* Begin *

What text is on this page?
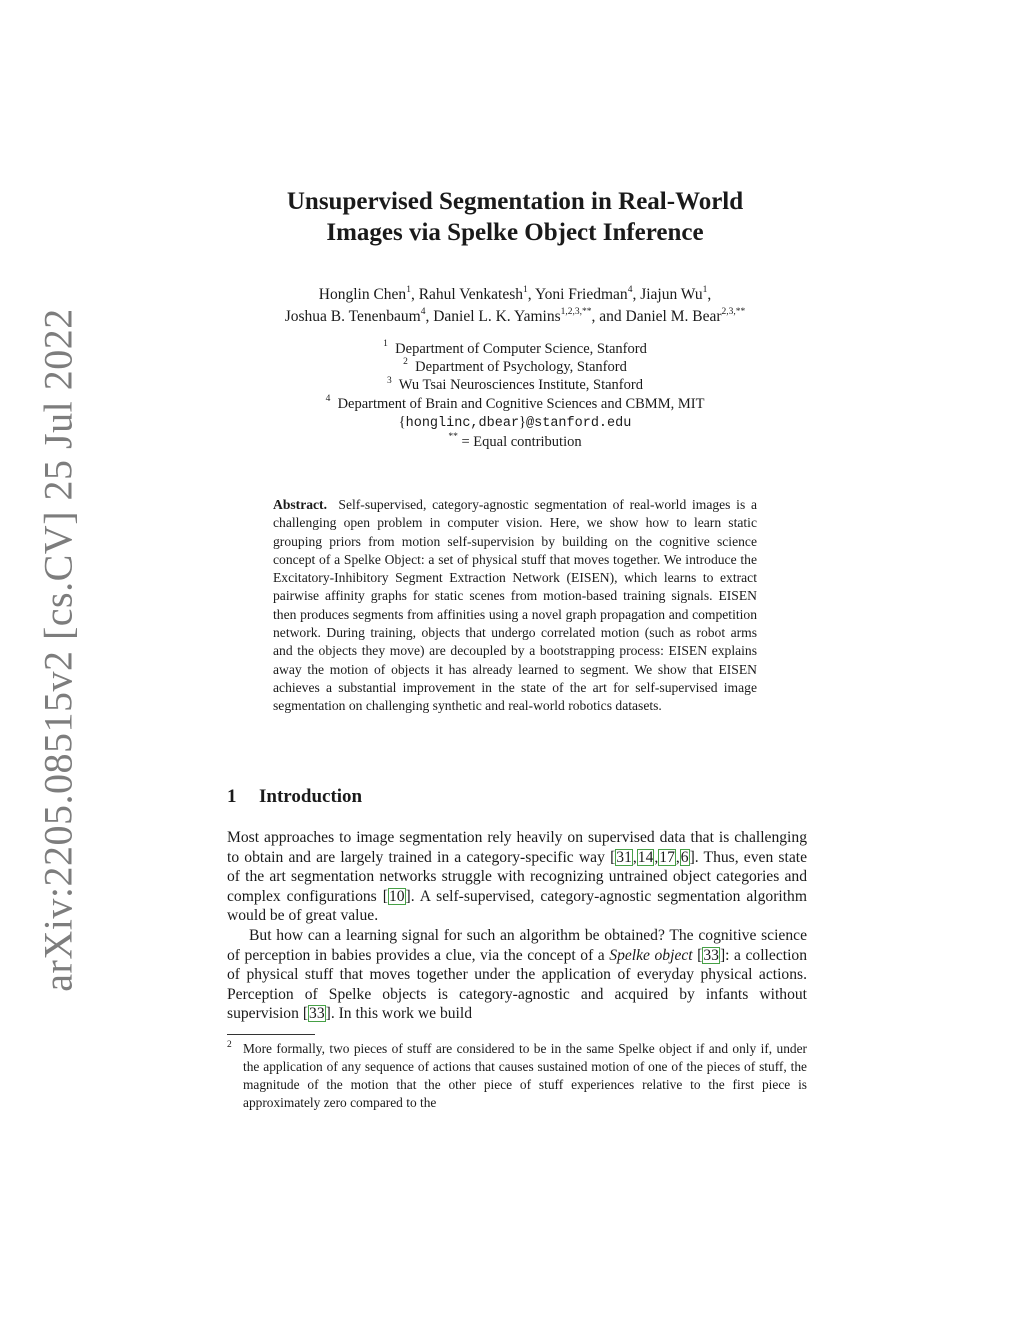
arXiv:2205.08515v2 [cs.CV] 25 Jul 2022
Unsupervised Segmentation in Real-World
Images via Spelke Object Inference
Honglin Chen$^1$, Rahul Venkatesh$^1$, Yoni Friedman$^4$, Jiajun Wu$^1$,
Joshua B. Tenenbaum$^4$, Daniel L. K. Yamins$^{1,2,3,**}$, and Daniel M. Bear$^{2,3,**}$
$^1$ Department of Computer Science, Stanford
$^2$ Department of Psychology, Stanford
$^3$ Wu Tsai Neurosciences Institute, Stanford
$^4$ Department of Brain and Cognitive Sciences and CBMM, MIT
{honglinc,dbear}@stanford.edu
** = Equal contribution
Abstract. Self-supervised, category-agnostic segmentation of real-world images is a challenging open problem in computer vision. Here, we show how to learn static grouping priors from motion self-supervision by building on the cognitive science concept of a Spelke Object: a set of physical stuff that moves together. We introduce the Excitatory-Inhibitory Segment Extraction Network (EISEN), which learns to extract pairwise affinity graphs for static scenes from motion-based training signals. EISEN then produces segments from affinities using a novel graph propagation and competition network. During training, objects that undergo correlated motion (such as robot arms and the objects they move) are decoupled by a bootstrapping process: EISEN explains away the motion of objects it has already learned to segment. We show that EISEN achieves a substantial improvement in the state of the art for self-supervised image segmentation on challenging synthetic and real-world robotics datasets.
1 Introduction

Most approaches to image segmentation rely heavily on supervised data that is challenging to obtain and are largely trained in a category-specific way [31,14,17,6]. Thus, even state of the art segmentation networks struggle with recognizing untrained object categories and complex configurations [10]. A self-supervised, category-agnostic segmentation algorithm would be of great value.

But how can a learning signal for such an algorithm be obtained? The cognitive science of perception in babies provides a clue, via the concept of a Spelke object [33]: a collection of physical stuff that moves together under the application of everyday physical actions. Perception of Spelke objects is category-agnostic and acquired by infants without supervision [33]. In this work we build

$^2$ More formally, two pieces of stuff are considered to be in the same Spelke object if and only if, under the application of any sequence of actions that causes sustained motion of one of the pieces of stuff, the magnitude of the motion that the other piece of stuff experiences relative to the first piece is approximately zero compared to the
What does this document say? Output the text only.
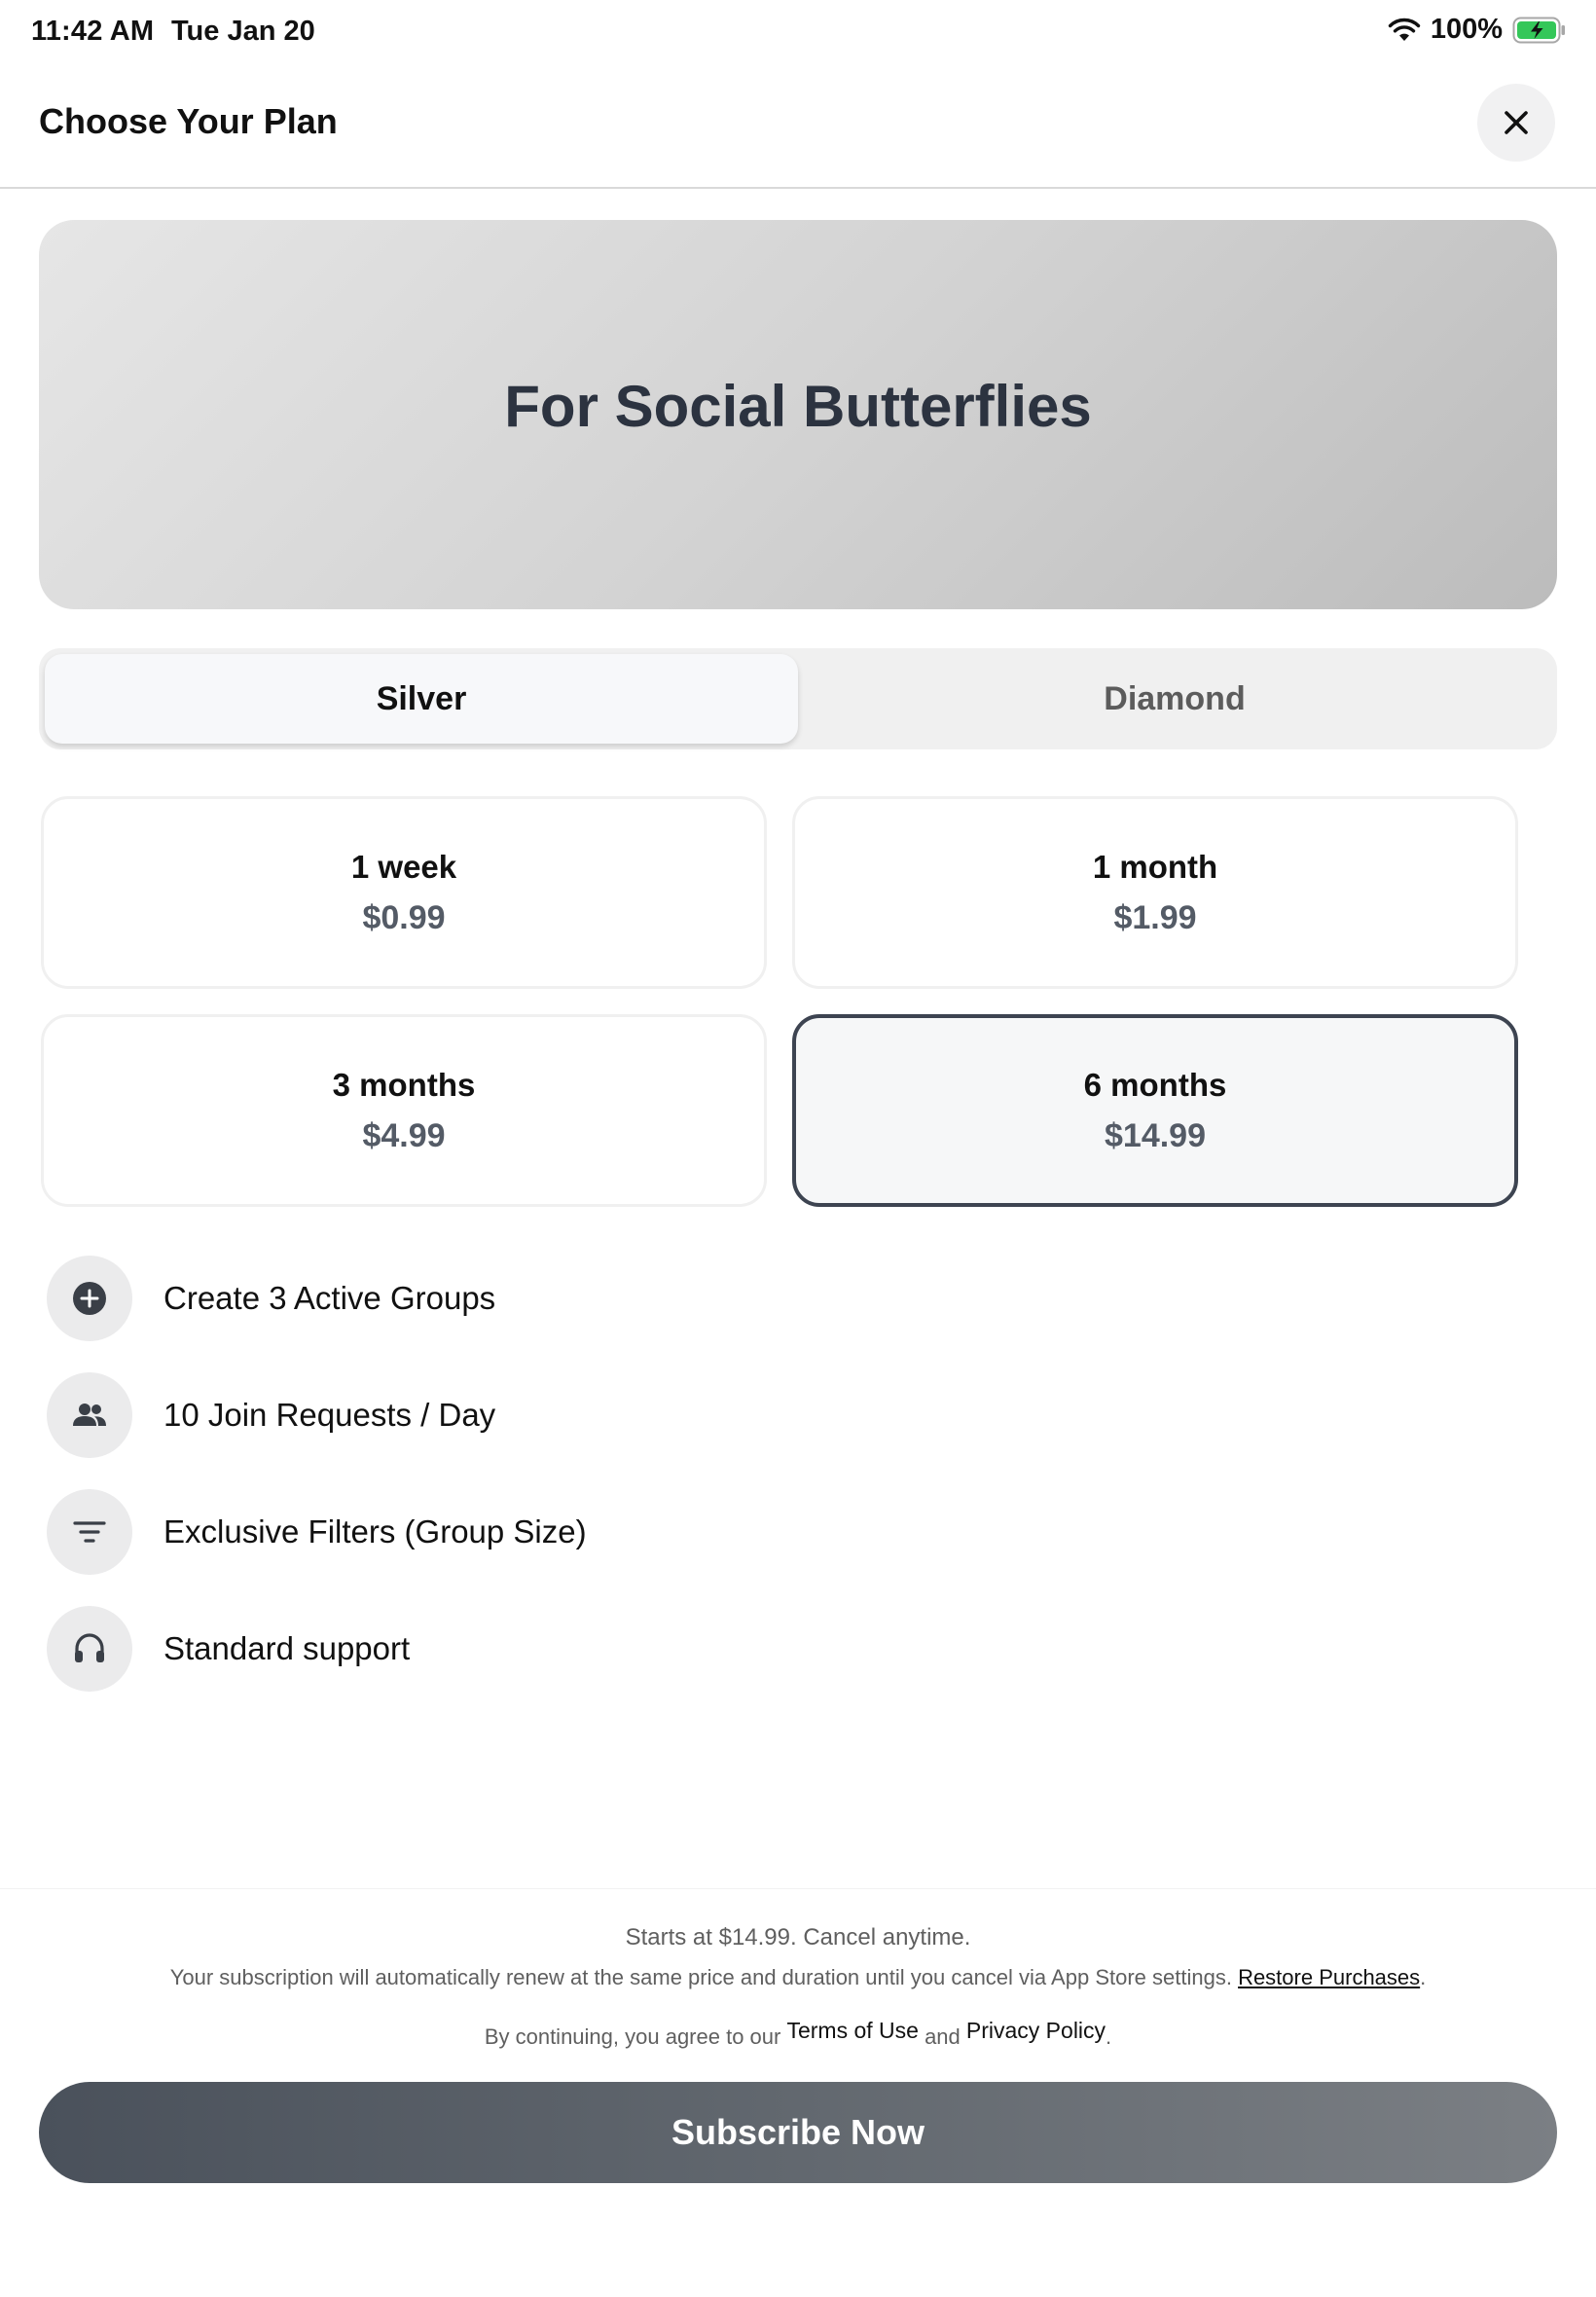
11:42 AM Tue Jan 20	100%
Choose Your Plan
For Social Butterflies
Silver	Diamond
1 week
$0.99
1 month
$1.99
3 months
$4.99
6 months
$14.99
Create 3 Active Groups
10 Join Requests / Day
Exclusive Filters (Group Size)
Standard support
Starts at $14.99. Cancel anytime.
Your subscription will automatically renew at the same price and duration until you cancel via App Store settings. Restore Purchases.
By continuing, you agree to our Terms of Use and Privacy Policy.
Subscribe Now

* End *

YOUR GOAL >> Beginning at the line that contains "What does this", retype each line of the data above through the very last one. Do not retype the pictures.

EXPECTED OUTPUT >>
What does this document say? Output the text only.
11:42 AM Tue Jan 20	100%
Choose Your Plan
For Social Butterflies
Silver	Diamond
1 week
$0.99
1 month
$1.99
3 months
$4.99
6 months
$14.99
Create 3 Active Groups
10 Join Requests / Day
Exclusive Filters (Group Size)
Standard support
Starts at $14.99. Cancel anytime.
Your subscription will automatically renew at the same price and duration until you cancel via App Store settings. Restore Purchases.
By continuing, you agree to our Terms of Use and Privacy Policy.
Subscribe Now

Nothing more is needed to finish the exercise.